» The problem
Find the line with "Enumerate this chart's", then retype it and each later line through the last, exactly. Leave out pictures.

» Extracted material
• • • •

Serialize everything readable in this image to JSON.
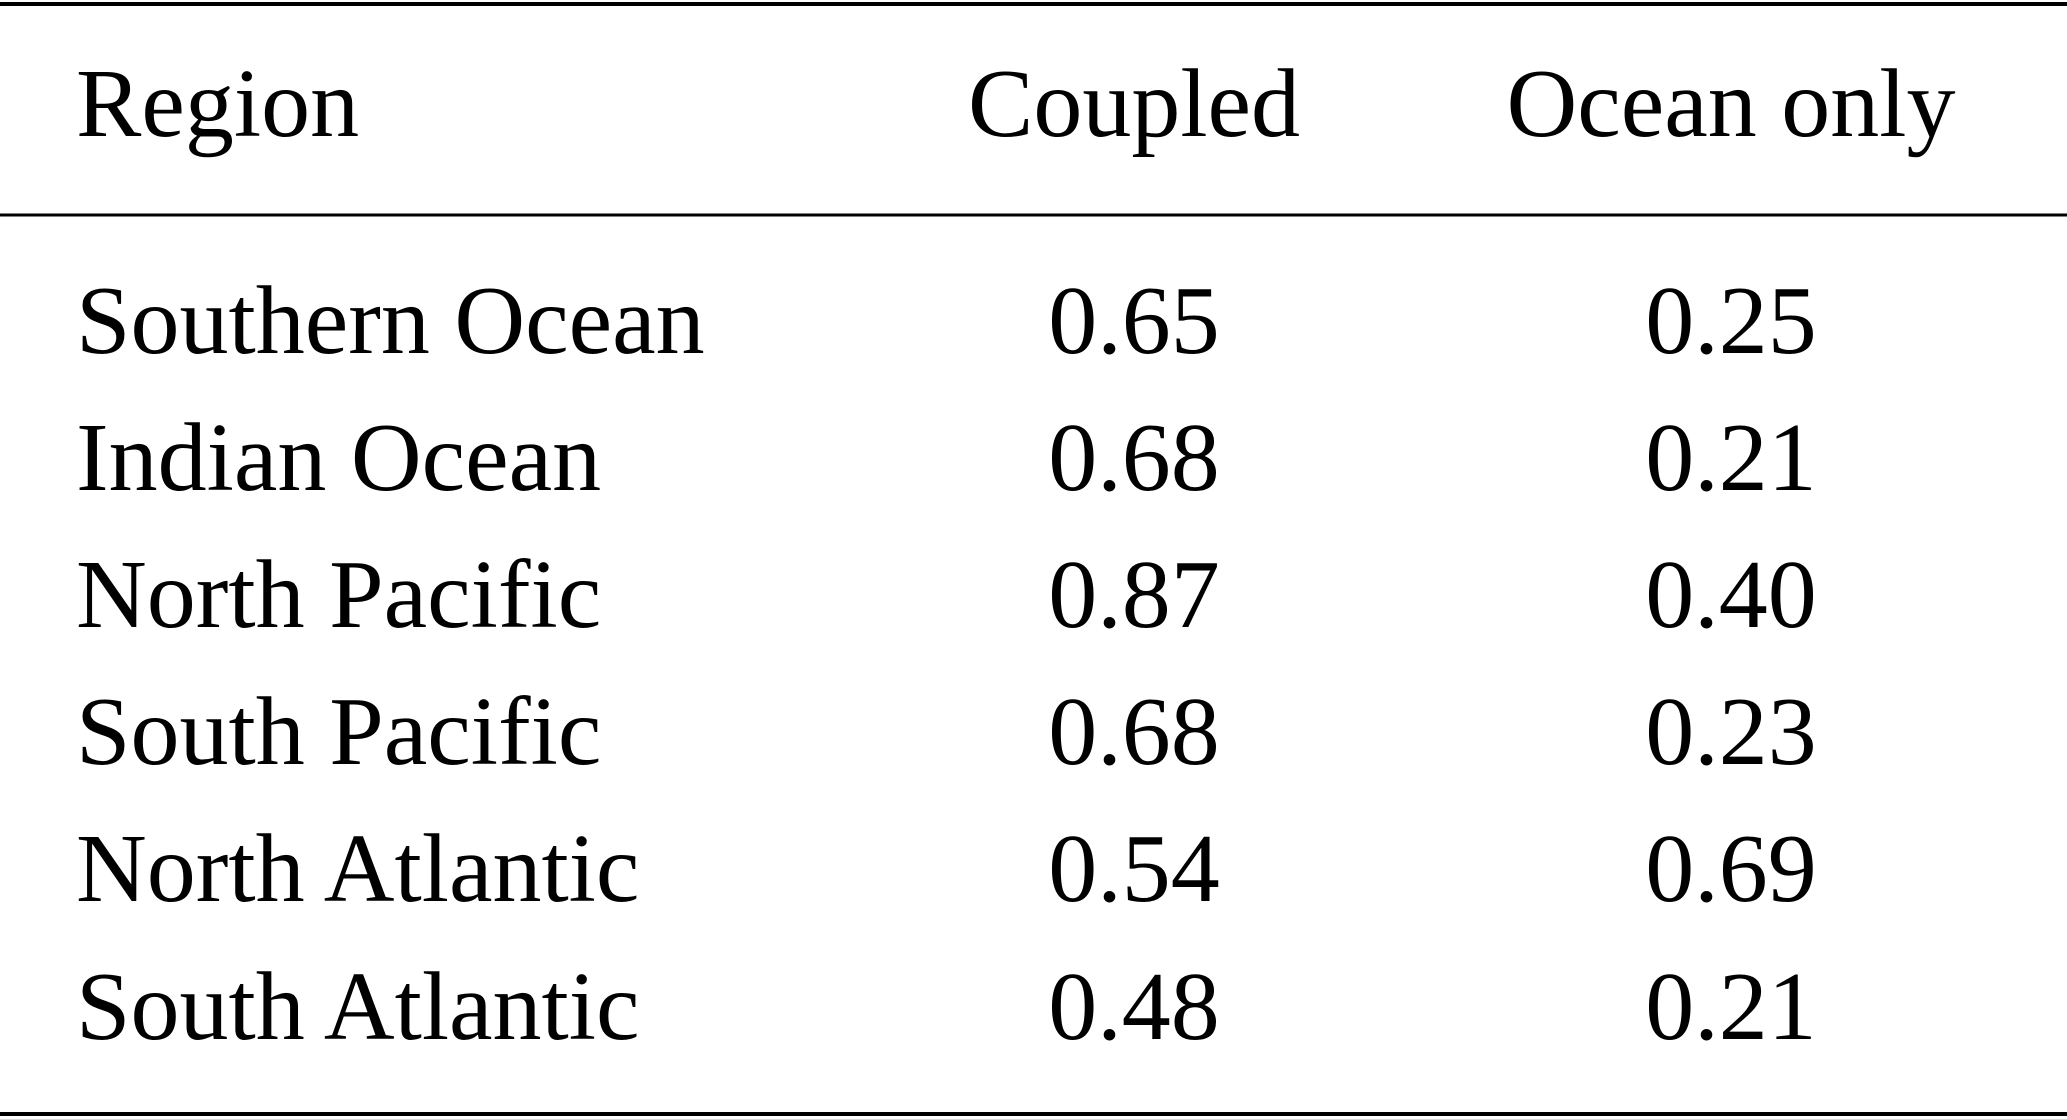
{
  "table": {
    "header": [
      "Region",
      "Coupled",
      "Ocean only"
    ],
    "rows": [
      [
        "Southern Ocean",
        "0.65",
        "0.25"
      ],
      [
        "Indian Ocean",
        "0.68",
        "0.21"
      ],
      [
        "North Pacific",
        "0.87",
        "0.40"
      ],
      [
        "South Pacific",
        "0.68",
        "0.23"
      ],
      [
        "North Atlantic",
        "0.54",
        "0.69"
      ],
      [
        "South Atlantic",
        "0.48",
        "0.21"
      ]
    ]
  }
}
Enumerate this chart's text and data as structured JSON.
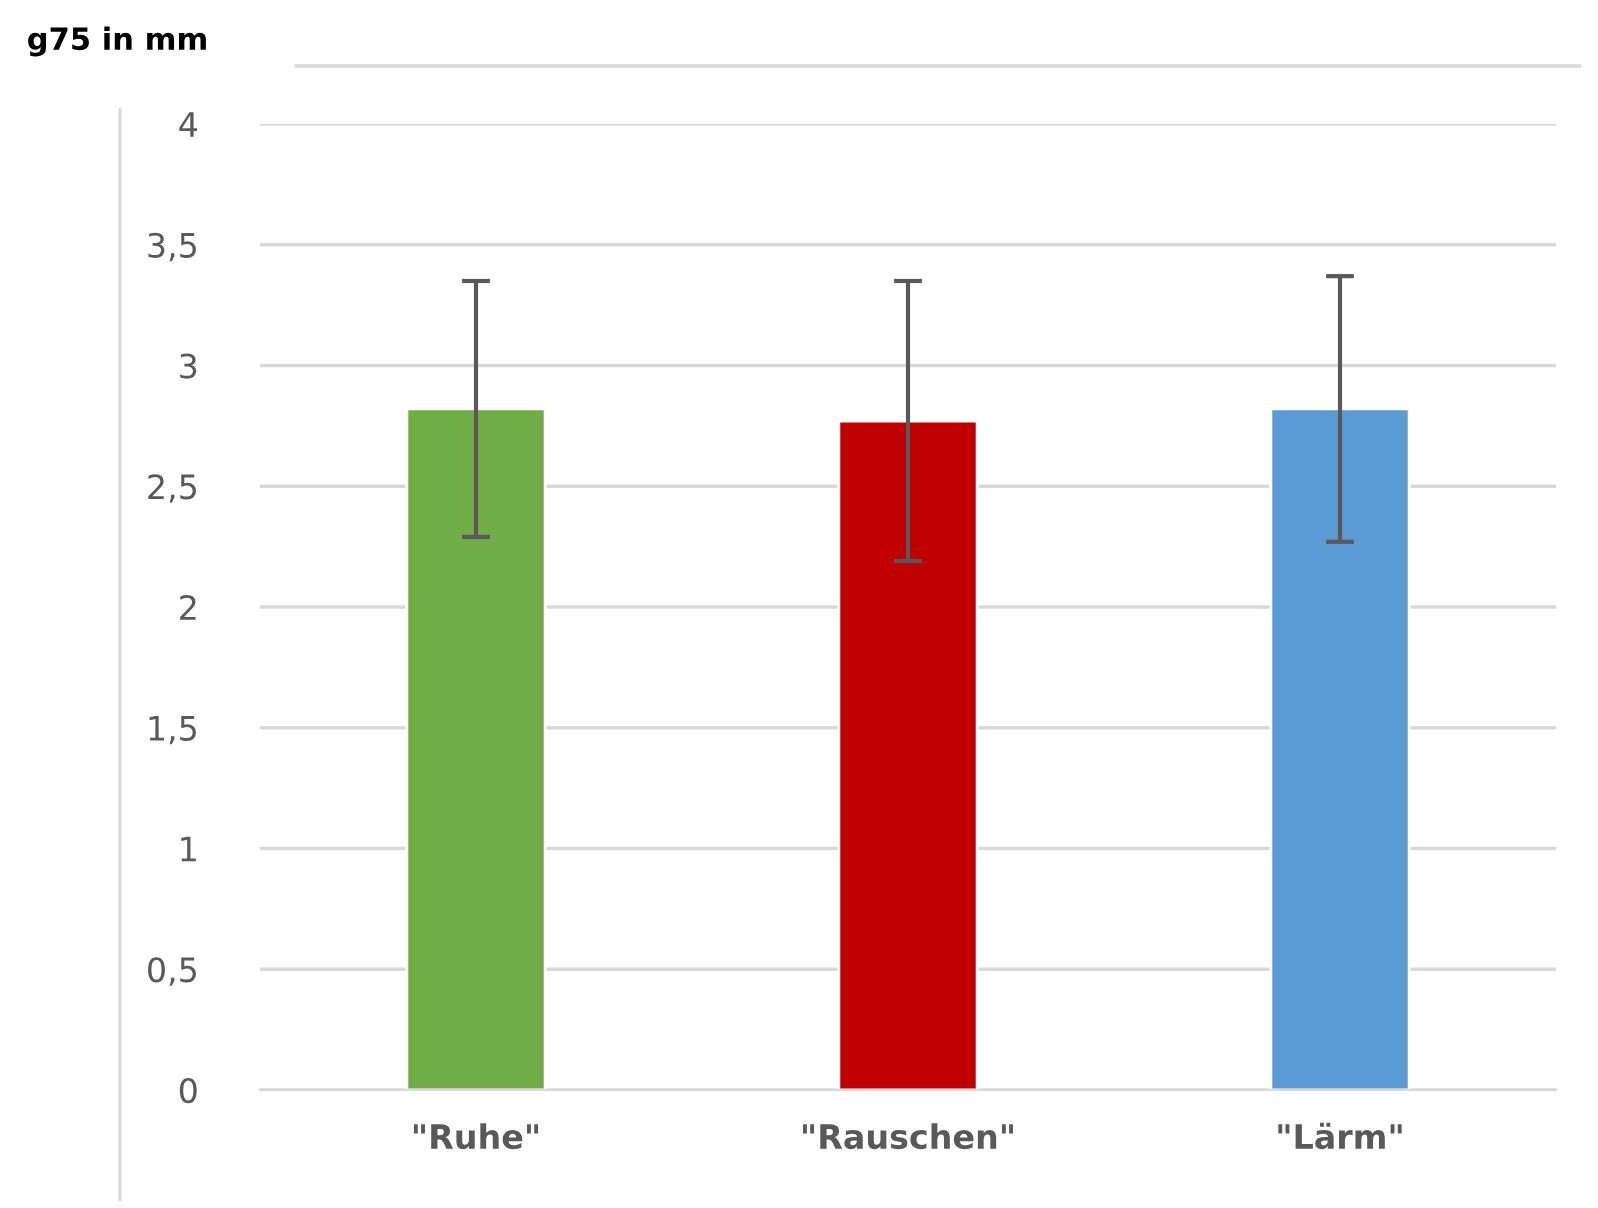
{
  "chart_data": {
    "type": "bar",
    "ylabel": "g75 in mm",
    "categories": [
      "\"Ruhe\"",
      "\"Rauschen\"",
      "\"Lärm\""
    ],
    "values": [
      2.82,
      2.77,
      2.82
    ],
    "colors": [
      "#70ad47",
      "#c00000",
      "#5b9bd5"
    ],
    "errors": [
      [
        2.29,
        3.35
      ],
      [
        2.19,
        3.35
      ],
      [
        2.27,
        3.37
      ]
    ],
    "ylim": [
      0,
      4
    ],
    "yticks": [
      0,
      {
        "value": 0.5,
        "label": "0,5"
      },
      1,
      {
        "value": 1.5,
        "label": "1,5"
      },
      2,
      {
        "value": 2.5,
        "label": "2,5"
      },
      3,
      {
        "value": 3.5,
        "label": "3,5"
      },
      4
    ],
    "grid": "y",
    "legend": false
  }
}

• • • •

» Reply to the exercise
Enumerate this chart's text and data as structured JSON.
{
  "chart_data": {
    "type": "bar",
    "ylabel": "g75 in mm",
    "categories": [
      "\"Ruhe\"",
      "\"Rauschen\"",
      "\"Lärm\""
    ],
    "values": [
      2.82,
      2.77,
      2.82
    ],
    "colors": [
      "#70ad47",
      "#c00000",
      "#5b9bd5"
    ],
    "errors": [
      [
        2.29,
        3.35
      ],
      [
        2.19,
        3.35
      ],
      [
        2.27,
        3.37
      ]
    ],
    "ylim": [
      0,
      4
    ],
    "yticks": [
      0,
      {
        "value": 0.5,
        "label": "0,5"
      },
      1,
      {
        "value": 1.5,
        "label": "1,5"
      },
      2,
      {
        "value": 2.5,
        "label": "2,5"
      },
      3,
      {
        "value": 3.5,
        "label": "3,5"
      },
      4
    ],
    "grid": "y",
    "legend": false
  }
}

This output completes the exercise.